■ **Set problem**:
Write the data out again, exactly as given.

■ **Supplied data**:
[start]

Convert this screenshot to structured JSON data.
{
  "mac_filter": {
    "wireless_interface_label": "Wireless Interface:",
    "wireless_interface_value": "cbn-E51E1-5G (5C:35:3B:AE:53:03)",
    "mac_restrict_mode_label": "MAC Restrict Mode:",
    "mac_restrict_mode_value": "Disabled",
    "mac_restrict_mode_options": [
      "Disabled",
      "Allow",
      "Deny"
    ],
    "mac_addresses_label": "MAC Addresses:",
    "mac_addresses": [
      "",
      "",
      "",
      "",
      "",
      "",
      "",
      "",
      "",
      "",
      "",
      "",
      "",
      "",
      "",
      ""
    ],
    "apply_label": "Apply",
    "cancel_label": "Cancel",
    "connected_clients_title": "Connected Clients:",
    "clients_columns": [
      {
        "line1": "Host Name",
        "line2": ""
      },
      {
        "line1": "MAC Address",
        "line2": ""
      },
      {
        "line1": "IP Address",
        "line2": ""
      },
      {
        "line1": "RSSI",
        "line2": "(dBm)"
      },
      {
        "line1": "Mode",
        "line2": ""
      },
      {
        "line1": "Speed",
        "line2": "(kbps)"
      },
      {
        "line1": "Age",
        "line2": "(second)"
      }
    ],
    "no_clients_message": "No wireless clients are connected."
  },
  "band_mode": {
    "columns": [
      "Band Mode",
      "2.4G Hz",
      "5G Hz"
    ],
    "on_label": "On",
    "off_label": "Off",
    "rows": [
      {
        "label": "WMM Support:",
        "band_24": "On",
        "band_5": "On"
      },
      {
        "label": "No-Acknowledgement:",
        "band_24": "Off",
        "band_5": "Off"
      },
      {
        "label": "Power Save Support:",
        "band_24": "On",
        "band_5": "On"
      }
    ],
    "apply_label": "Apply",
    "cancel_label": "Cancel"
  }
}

[end]

■ **Final result**:
Convert this screenshot to structured JSON data.
{
  "mac_filter": {
    "wireless_interface_label": "Wireless Interface:",
    "wireless_interface_value": "cbn-E51E1-5G (5C:35:3B:AE:53:03)",
    "mac_restrict_mode_label": "MAC Restrict Mode:",
    "mac_restrict_mode_value": "Disabled",
    "mac_restrict_mode_options": [
      "Disabled",
      "Allow",
      "Deny"
    ],
    "mac_addresses_label": "MAC Addresses:",
    "mac_addresses": [
      "",
      "",
      "",
      "",
      "",
      "",
      "",
      "",
      "",
      "",
      "",
      "",
      "",
      "",
      "",
      ""
    ],
    "apply_label": "Apply",
    "cancel_label": "Cancel",
    "connected_clients_title": "Connected Clients:",
    "clients_columns": [
      {
        "line1": "Host Name",
        "line2": ""
      },
      {
        "line1": "MAC Address",
        "line2": ""
      },
      {
        "line1": "IP Address",
        "line2": ""
      },
      {
        "line1": "RSSI",
        "line2": "(dBm)"
      },
      {
        "line1": "Mode",
        "line2": ""
      },
      {
        "line1": "Speed",
        "line2": "(kbps)"
      },
      {
        "line1": "Age",
        "line2": "(second)"
      }
    ],
    "no_clients_message": "No wireless clients are connected."
  },
  "band_mode": {
    "columns": [
      "Band Mode",
      "2.4G Hz",
      "5G Hz"
    ],
    "on_label": "On",
    "off_label": "Off",
    "rows": [
      {
        "label": "WMM Support:",
        "band_24": "On",
        "band_5": "On"
      },
      {
        "label": "No-Acknowledgement:",
        "band_24": "Off",
        "band_5": "Off"
      },
      {
        "label": "Power Save Support:",
        "band_24": "On",
        "band_5": "On"
      }
    ],
    "apply_label": "Apply",
    "cancel_label": "Cancel"
  }
}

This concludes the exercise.